Collected data
--

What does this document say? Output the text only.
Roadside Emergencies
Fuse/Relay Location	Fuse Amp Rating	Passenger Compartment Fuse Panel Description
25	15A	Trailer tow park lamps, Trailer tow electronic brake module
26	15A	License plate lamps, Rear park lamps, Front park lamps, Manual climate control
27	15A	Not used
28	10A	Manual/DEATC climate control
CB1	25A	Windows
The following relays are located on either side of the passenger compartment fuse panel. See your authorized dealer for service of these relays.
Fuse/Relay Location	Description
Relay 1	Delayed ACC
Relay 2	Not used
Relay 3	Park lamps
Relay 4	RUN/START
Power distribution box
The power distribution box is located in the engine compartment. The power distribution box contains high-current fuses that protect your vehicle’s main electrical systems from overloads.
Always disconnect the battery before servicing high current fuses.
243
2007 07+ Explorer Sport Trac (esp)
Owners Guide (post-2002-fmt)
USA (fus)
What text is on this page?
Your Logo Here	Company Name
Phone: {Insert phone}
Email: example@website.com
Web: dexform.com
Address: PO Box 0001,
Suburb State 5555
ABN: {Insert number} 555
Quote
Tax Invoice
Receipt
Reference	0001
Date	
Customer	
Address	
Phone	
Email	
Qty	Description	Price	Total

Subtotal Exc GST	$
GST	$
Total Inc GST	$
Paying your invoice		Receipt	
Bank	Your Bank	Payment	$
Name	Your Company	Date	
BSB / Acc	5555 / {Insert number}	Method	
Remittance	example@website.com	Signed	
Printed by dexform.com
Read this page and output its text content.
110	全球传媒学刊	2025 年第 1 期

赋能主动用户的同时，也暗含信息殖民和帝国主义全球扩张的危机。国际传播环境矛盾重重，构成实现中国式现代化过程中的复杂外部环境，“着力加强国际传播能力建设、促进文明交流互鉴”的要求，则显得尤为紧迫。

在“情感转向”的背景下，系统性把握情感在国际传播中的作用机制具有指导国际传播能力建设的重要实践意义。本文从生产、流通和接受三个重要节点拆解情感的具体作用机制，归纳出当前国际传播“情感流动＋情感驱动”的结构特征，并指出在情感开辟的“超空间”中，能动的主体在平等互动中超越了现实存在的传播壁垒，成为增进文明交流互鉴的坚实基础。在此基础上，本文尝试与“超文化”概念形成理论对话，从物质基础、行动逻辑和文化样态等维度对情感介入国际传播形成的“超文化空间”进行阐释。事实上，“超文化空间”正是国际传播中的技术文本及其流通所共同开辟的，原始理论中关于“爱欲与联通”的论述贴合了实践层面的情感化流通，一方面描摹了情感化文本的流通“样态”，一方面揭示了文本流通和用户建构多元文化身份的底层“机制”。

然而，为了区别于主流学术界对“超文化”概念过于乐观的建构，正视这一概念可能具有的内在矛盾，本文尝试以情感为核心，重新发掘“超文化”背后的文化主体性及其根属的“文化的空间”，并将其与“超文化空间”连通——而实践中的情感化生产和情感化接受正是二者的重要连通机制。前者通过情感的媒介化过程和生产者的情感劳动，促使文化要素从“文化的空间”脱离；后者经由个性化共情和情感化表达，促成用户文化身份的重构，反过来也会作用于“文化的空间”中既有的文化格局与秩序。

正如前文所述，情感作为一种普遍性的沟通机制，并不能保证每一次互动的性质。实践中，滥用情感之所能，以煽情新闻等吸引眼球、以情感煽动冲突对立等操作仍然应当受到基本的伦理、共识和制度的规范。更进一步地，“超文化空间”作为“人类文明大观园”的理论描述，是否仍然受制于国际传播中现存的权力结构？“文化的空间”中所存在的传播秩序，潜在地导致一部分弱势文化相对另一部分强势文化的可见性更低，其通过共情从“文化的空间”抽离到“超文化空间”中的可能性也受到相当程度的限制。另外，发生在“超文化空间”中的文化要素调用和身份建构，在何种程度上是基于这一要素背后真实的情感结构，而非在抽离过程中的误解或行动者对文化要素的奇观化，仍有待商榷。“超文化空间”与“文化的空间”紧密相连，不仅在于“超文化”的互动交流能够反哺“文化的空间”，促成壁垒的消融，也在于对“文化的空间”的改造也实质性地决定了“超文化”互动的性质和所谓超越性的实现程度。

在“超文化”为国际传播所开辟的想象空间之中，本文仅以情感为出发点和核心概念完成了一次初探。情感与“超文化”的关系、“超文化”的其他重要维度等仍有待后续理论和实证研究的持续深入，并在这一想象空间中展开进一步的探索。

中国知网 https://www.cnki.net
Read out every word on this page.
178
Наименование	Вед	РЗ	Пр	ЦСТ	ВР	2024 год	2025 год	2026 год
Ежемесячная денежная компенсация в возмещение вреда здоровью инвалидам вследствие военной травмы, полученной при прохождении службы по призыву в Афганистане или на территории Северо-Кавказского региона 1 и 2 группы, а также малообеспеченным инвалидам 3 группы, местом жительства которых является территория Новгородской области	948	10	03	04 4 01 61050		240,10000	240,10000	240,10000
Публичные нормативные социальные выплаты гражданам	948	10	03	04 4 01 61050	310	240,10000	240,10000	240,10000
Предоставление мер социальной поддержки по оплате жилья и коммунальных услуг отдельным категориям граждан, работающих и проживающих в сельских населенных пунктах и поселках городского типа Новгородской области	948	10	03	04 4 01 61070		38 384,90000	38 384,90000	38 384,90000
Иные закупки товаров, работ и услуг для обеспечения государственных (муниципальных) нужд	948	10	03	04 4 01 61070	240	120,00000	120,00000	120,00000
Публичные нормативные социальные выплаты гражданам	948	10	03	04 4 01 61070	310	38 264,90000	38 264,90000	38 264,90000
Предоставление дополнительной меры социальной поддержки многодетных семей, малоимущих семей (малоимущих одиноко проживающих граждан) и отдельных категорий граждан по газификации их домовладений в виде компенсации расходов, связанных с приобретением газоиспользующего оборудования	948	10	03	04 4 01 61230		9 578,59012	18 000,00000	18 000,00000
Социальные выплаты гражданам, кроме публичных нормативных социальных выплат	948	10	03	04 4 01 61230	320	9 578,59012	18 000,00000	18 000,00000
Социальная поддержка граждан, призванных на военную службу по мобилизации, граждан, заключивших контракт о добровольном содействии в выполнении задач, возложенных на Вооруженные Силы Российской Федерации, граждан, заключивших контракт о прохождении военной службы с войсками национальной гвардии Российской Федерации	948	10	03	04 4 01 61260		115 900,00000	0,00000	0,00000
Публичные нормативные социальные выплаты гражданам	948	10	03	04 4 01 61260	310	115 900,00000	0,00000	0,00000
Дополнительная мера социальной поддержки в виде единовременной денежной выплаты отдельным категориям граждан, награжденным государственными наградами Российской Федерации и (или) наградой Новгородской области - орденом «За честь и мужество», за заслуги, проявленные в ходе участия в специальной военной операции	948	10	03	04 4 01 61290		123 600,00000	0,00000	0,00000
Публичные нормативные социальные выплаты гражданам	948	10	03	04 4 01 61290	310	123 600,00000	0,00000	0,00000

--

Aim of the task: Report every line in the data above in which the word "проживающих" appears.

Answer to this problem:
Предоставление мер социальной поддержки по оплате жилья и коммунальных услуг отдельным категориям граждан, работающих и проживающих в сельских населенных пунктах и поселках городского типа Новгородской области	948	10	03	04 4 01 61070		38 384,90000	38 384,90000	38 384,90000
Предоставление дополнительной меры социальной поддержки многодетных семей, малоимущих семей (малоимущих одиноко проживающих граждан) и отдельных категорий граждан по газификации их домовладений в виде компенсации расходов, связанных с приобретением газоиспользующего оборудования	948	10	03	04 4 01 61230		9 578,59012	18 000,00000	18 000,00000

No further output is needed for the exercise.